[Dataset listings of figures]

•••

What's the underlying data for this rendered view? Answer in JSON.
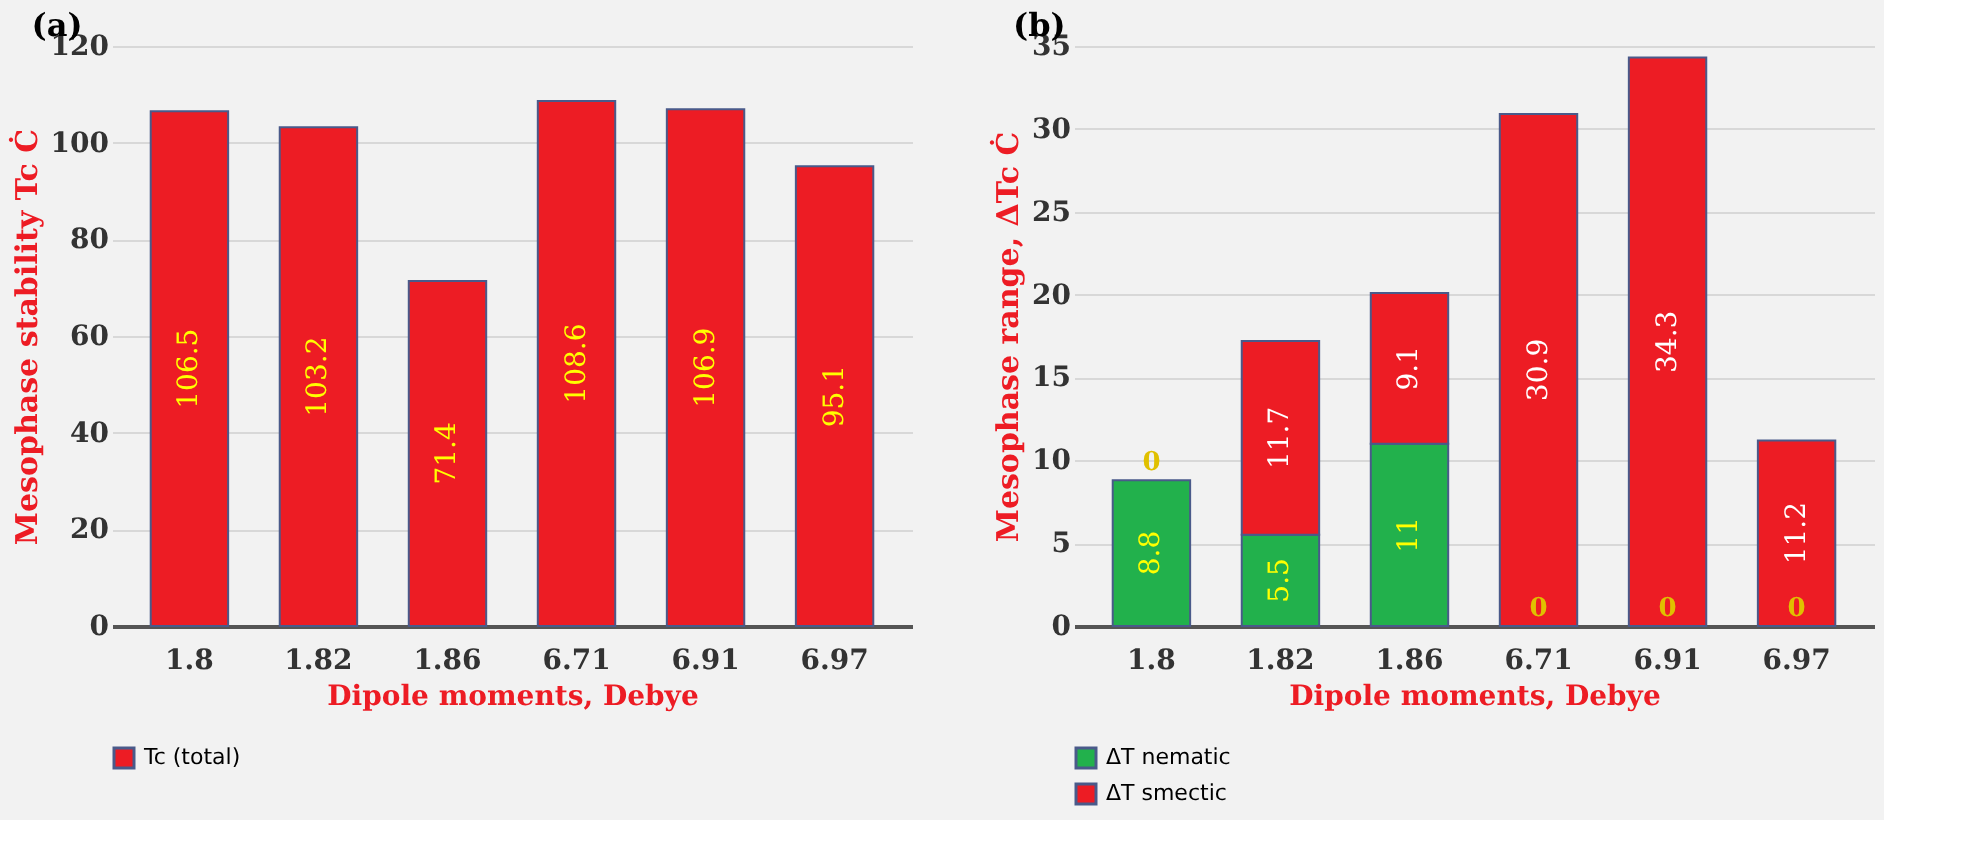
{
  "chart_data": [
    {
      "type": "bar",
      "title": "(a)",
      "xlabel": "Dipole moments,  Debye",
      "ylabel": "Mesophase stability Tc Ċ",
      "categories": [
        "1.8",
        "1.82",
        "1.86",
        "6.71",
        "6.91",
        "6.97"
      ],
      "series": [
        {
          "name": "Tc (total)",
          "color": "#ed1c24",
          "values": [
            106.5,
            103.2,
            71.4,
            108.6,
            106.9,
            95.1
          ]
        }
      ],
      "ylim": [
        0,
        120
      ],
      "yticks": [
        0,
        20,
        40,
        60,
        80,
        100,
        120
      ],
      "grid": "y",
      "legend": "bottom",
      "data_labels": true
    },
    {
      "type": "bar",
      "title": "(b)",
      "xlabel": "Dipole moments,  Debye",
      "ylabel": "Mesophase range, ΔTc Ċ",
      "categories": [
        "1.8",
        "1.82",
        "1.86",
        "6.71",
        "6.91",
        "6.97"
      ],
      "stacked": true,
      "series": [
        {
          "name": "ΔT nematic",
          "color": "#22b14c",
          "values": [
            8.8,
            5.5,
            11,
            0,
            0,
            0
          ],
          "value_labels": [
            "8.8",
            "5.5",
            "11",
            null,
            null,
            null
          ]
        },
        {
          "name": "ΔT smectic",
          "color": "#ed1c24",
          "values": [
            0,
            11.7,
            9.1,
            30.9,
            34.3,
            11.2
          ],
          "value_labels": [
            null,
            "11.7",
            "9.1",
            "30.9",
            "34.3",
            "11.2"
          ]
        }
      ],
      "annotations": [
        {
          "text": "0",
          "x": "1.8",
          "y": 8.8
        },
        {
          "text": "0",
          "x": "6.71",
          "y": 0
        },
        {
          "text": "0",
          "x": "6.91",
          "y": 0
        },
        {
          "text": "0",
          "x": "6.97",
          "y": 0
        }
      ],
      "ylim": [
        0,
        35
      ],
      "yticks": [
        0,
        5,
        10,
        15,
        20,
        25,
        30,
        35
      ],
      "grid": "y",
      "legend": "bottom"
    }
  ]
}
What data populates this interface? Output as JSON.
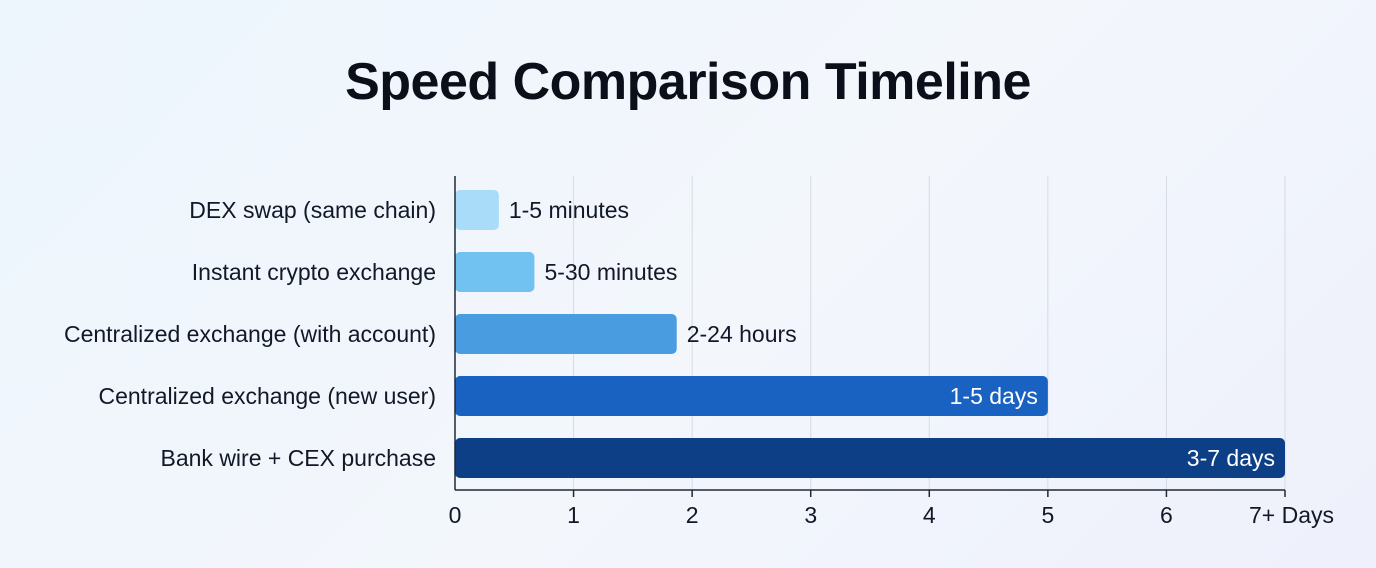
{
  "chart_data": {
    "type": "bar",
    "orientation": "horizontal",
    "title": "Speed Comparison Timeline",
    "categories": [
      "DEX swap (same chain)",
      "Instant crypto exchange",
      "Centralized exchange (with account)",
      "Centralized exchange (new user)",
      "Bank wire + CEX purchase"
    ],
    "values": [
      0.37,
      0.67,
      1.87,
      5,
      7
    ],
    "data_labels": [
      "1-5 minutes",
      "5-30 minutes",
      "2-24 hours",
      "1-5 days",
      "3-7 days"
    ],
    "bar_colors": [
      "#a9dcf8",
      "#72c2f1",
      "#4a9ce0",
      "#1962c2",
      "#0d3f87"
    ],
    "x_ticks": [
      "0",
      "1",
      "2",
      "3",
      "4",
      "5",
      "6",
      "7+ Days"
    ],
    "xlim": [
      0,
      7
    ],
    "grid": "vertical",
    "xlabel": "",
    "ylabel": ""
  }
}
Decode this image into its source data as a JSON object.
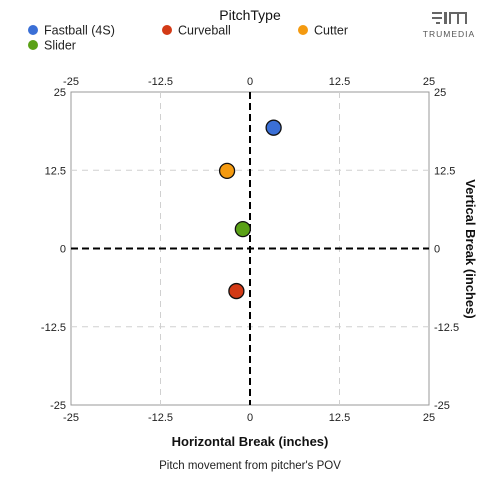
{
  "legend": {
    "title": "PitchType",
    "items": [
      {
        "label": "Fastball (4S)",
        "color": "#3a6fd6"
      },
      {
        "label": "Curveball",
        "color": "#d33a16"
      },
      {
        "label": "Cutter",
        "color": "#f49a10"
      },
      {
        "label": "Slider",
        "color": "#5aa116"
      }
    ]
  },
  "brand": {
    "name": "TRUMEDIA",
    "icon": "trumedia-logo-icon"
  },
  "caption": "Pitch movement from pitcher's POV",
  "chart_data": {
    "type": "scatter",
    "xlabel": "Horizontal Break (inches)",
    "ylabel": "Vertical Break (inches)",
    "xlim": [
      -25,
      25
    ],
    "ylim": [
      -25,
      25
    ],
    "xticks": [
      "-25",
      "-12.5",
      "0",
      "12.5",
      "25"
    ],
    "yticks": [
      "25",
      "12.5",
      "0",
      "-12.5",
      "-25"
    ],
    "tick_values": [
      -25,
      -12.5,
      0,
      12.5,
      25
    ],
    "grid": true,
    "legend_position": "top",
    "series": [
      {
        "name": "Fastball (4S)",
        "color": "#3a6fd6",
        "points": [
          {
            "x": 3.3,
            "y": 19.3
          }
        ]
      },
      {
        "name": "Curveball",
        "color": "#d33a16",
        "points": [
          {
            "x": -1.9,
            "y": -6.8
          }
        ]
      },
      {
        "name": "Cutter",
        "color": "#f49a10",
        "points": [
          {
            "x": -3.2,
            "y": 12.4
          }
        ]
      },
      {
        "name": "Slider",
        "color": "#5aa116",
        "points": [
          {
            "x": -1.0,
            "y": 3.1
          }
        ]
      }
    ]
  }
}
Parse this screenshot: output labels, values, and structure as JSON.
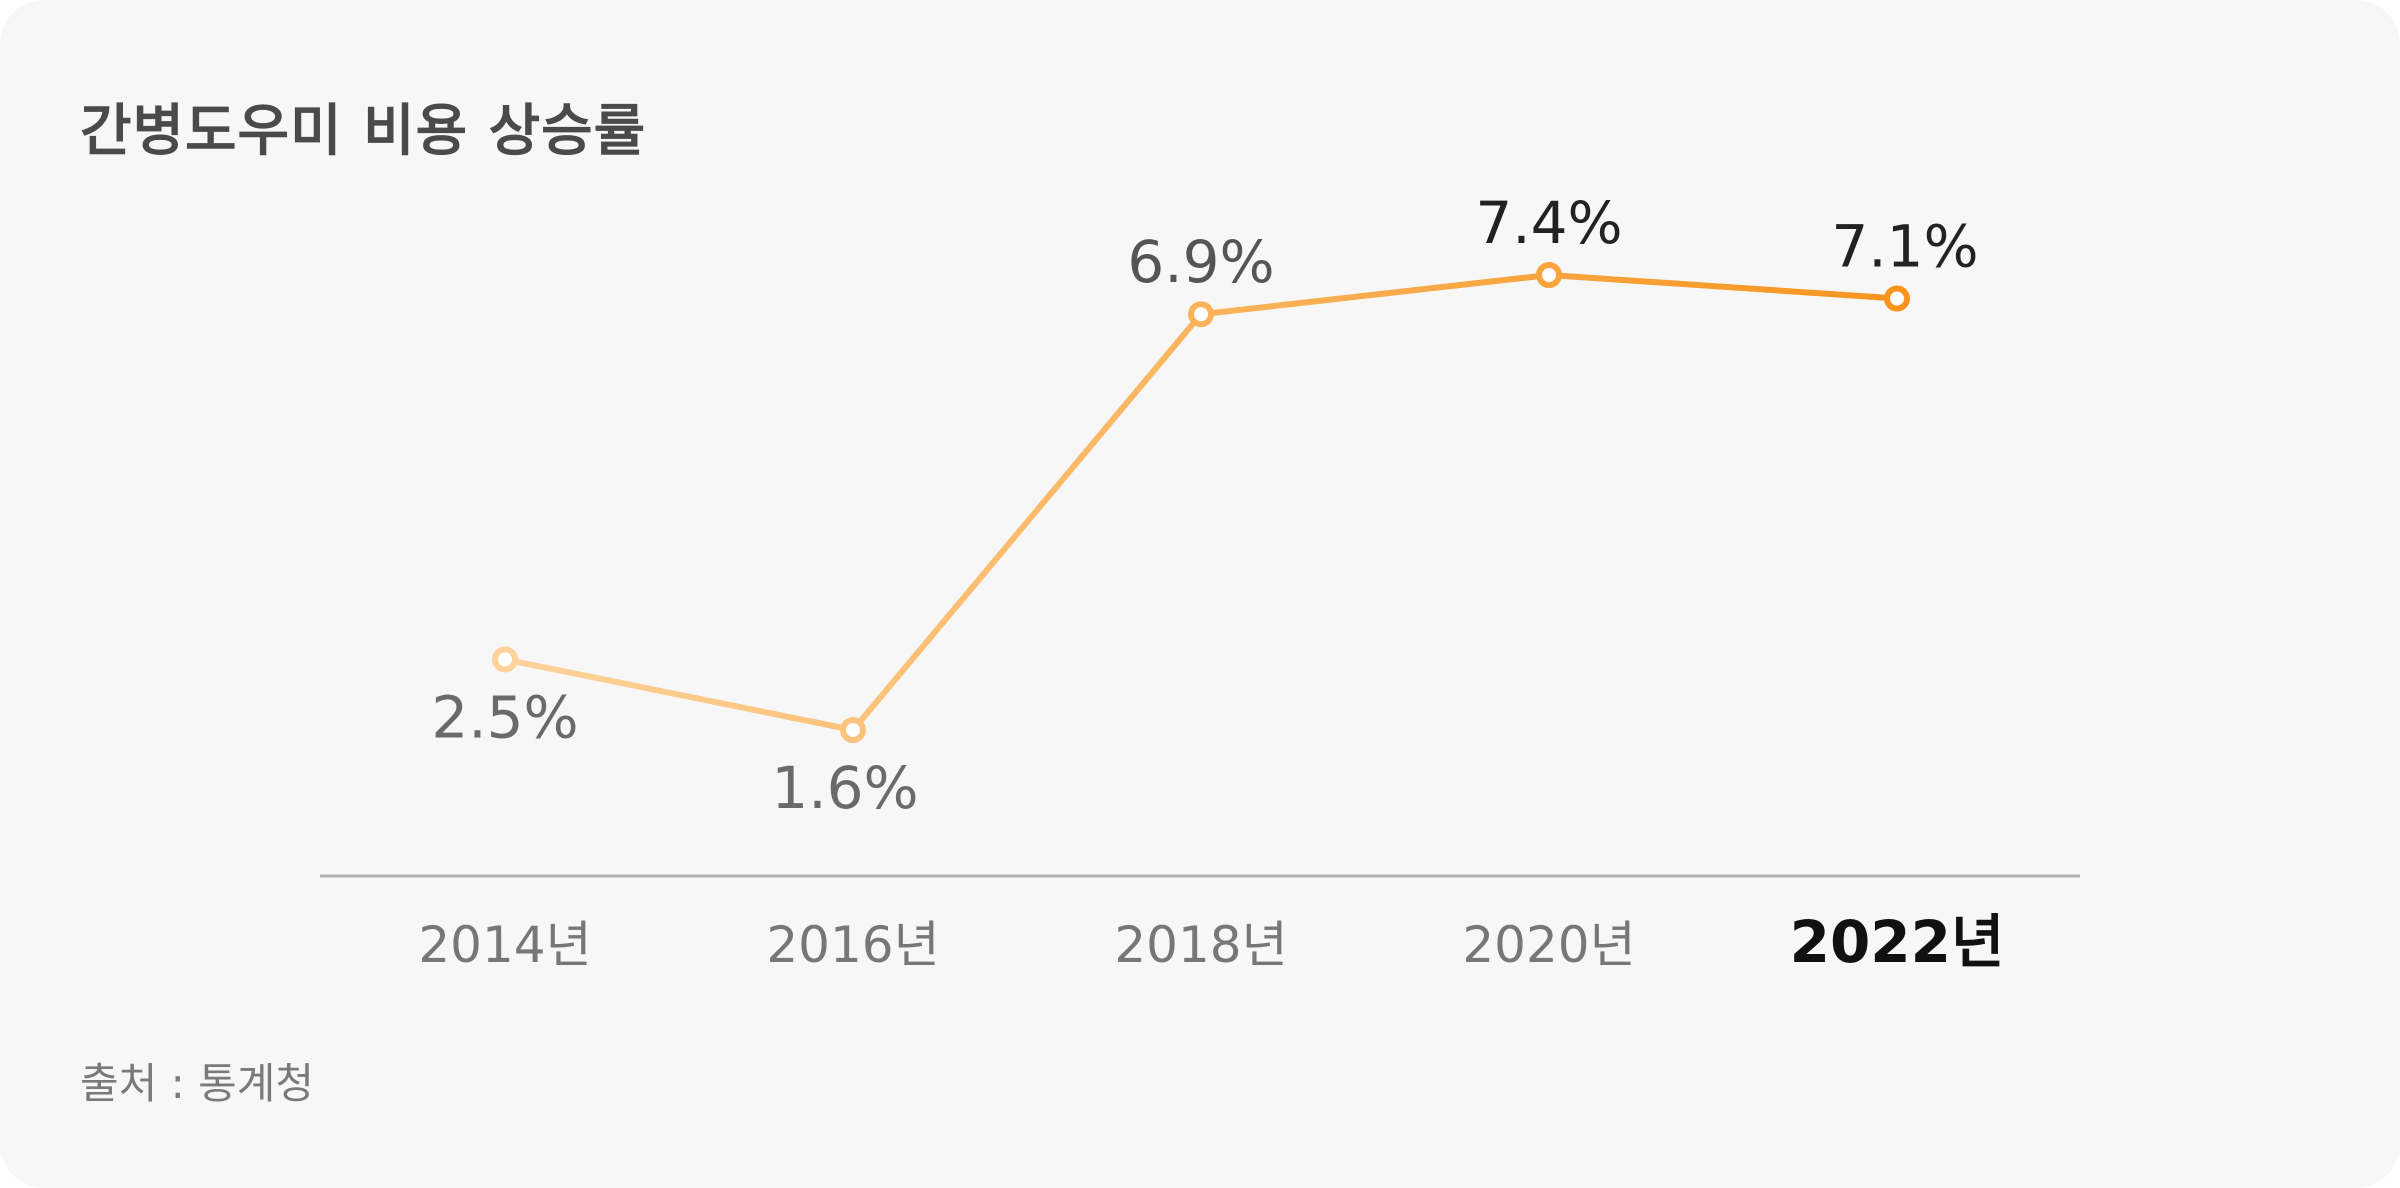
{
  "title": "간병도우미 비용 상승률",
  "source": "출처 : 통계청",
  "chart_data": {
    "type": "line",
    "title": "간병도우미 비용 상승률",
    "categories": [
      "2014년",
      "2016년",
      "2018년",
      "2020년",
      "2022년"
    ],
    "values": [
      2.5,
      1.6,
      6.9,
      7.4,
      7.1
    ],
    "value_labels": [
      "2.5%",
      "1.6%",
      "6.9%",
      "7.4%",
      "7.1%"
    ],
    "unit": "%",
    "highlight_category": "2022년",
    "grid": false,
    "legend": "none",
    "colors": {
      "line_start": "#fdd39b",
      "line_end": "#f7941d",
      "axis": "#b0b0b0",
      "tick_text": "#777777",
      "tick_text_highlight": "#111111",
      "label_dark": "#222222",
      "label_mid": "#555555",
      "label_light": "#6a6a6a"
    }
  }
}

•••

Choose all lines containing the string "Mesophase" and copy them out.

      "ylabel": "Mesophase stability Tc Ċ",
      "ylabel": "Mesophase range, ΔTc Ċ",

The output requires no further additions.